§ **Excerpted records**
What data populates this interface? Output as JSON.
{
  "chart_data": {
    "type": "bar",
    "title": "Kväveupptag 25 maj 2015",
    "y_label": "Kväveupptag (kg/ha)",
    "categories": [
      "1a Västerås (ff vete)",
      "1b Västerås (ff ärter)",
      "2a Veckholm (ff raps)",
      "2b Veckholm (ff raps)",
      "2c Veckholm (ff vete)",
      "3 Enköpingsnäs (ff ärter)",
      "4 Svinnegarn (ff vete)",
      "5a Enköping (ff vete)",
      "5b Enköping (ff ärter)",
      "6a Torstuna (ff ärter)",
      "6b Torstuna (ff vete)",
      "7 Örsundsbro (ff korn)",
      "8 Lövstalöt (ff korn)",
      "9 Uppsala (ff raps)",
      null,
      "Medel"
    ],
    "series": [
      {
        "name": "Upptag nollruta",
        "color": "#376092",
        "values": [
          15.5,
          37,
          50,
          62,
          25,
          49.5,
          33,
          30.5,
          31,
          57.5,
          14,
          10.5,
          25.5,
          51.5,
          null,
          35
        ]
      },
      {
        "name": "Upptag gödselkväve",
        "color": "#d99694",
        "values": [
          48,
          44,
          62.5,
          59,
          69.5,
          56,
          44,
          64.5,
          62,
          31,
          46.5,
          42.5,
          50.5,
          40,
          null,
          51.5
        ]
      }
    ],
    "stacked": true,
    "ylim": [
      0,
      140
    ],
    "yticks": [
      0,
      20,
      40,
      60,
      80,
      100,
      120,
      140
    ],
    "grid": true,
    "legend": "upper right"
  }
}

§ **Exercise goal**
Look over the material above and show each line where "ärter" appears.

§ **Result for this exercise**
      "1b Västerås (ff ärter)",
      "3 Enköpingsnäs (ff ärter)",
      "5b Enköping (ff ärter)",
      "6a Torstuna (ff ärter)",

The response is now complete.